Liability to repay benefits paid

[112] Since I have found that the Appellant has proven her availability for work during her training, she should not have to pay back the benefits the Commission is asking her to repay. It is up to the Commission to resolve this matter with the Appellant in accordance with the provisions of the Act.Footnote 100

Conclusion

[113] I find that the Appellant has shown that she was available for work within the meaning of the Act during the period from October 12, 2020, to April 14, 2021. The Appellant can receive EI benefits for that period. She should not have to pay back the benefits the Commission is asking her to repay for that period.

[114] This means that the appeal is allowed.

Structured page parsing data
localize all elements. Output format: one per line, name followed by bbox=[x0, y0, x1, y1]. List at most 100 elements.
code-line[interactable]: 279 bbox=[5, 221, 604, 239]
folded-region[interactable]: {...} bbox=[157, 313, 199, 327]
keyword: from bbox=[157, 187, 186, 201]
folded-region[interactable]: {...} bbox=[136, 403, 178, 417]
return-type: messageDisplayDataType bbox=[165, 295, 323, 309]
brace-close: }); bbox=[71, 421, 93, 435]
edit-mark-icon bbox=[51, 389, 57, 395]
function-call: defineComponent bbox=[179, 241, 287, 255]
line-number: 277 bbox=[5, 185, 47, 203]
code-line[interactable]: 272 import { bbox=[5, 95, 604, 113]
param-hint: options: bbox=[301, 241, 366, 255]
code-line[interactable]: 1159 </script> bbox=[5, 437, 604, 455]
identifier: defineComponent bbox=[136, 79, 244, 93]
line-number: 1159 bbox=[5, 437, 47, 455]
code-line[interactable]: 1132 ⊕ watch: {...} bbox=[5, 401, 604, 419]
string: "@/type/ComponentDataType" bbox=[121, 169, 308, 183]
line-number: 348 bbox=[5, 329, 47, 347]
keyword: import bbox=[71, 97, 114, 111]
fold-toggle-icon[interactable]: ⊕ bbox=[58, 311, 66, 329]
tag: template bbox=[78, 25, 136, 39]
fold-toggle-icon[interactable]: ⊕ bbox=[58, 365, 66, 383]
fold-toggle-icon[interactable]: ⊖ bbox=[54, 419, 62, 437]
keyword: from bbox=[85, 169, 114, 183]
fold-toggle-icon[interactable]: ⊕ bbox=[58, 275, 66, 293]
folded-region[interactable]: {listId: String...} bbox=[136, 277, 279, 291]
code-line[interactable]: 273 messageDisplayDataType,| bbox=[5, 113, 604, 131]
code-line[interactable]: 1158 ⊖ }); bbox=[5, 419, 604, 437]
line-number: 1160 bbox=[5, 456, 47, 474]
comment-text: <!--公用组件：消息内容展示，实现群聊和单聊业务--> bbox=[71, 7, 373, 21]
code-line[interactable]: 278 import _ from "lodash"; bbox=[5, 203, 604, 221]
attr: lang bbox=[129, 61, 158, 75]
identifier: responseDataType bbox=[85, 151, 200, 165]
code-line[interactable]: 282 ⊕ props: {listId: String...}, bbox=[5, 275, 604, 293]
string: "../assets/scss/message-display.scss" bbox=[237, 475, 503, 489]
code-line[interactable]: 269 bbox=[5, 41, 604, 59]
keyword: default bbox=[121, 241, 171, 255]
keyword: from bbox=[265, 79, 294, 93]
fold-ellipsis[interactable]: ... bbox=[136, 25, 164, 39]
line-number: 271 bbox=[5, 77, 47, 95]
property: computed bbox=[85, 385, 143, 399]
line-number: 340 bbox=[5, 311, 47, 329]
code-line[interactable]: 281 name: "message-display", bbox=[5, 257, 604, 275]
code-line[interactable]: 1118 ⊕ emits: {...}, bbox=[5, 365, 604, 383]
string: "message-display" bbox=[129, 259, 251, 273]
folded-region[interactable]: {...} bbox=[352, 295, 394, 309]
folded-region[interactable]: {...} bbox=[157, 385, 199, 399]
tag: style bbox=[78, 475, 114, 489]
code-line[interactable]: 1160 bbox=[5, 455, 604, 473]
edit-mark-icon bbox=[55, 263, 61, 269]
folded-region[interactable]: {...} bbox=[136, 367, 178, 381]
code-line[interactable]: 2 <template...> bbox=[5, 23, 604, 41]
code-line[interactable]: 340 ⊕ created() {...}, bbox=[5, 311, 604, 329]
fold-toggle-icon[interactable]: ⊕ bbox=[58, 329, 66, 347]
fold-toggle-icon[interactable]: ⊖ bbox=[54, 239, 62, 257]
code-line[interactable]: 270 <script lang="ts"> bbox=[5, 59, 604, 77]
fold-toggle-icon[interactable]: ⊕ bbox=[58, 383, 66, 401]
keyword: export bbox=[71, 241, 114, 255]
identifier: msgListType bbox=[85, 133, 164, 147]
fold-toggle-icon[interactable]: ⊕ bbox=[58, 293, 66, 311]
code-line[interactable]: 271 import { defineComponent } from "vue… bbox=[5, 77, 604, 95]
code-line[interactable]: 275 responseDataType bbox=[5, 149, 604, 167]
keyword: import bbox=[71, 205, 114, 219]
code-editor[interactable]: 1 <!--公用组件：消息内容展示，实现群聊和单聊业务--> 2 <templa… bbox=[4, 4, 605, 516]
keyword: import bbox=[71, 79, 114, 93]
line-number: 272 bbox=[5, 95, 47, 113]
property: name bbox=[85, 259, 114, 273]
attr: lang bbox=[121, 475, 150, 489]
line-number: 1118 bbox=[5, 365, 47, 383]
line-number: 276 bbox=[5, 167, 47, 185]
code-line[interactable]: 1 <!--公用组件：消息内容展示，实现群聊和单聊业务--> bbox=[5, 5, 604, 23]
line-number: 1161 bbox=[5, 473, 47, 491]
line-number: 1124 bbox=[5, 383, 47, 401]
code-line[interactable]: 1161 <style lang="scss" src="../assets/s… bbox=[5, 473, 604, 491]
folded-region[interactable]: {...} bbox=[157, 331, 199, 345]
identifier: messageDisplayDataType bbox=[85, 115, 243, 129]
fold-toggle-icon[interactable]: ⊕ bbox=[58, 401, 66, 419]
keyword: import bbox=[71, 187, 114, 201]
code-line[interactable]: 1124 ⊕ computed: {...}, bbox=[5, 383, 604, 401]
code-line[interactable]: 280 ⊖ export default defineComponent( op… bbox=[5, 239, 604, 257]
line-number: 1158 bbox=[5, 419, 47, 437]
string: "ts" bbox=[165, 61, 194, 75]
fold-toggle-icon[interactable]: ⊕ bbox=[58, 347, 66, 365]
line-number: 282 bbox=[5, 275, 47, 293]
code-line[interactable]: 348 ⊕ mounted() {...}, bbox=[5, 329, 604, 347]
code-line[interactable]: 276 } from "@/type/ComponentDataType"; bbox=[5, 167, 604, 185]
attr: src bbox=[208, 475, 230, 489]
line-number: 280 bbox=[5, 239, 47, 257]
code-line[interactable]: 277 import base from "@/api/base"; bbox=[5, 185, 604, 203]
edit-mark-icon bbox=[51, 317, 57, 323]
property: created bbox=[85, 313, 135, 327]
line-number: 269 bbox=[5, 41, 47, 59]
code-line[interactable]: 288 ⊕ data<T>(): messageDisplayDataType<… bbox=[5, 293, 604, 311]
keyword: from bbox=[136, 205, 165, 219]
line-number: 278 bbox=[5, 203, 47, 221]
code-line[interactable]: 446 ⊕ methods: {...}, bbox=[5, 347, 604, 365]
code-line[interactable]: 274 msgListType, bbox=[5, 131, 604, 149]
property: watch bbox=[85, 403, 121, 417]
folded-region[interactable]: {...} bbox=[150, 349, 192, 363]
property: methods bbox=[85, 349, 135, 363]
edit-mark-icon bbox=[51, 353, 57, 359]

EXERCISES TO COMPLETE >>
**A)** Answer these from the decision excerpt:
(i) During what period did the Appellant show she was available for work?
(ii) Whose job is it to settle the repayment matter with the Appellant?
(iii) What happens to the appeal?
**B)** List every paragraph number that appears in the decision excerpt.
**C)** Print the part of the decision excerpt starting at "[112] Since I" and ending at "repay for that period.".
This data comes from a different source than the decision excerpt.

RESPONSES >>
**A)**
(i) From October 12, 2020, to April 14, 2021.
(ii) The Commission's.
(iii) It is allowed.

**B)** [112], [113], [114]

**C)**
[112] Since I have found that the Appellant has proven her availability for work during her training, she should not have to pay back the benefits the Commission is asking her to repay. It is up to the Commission to resolve this matter with the Appellant in accordance with the provisions of the Act.Footnote 100

Conclusion

[113] I find that the Appellant has shown that she was available for work within the meaning of the Act during the period from October 12, 2020, to April 14, 2021. The Appellant can receive EI benefits for that period. She should not have to pay back the benefits the Commission is asking her to repay for that period.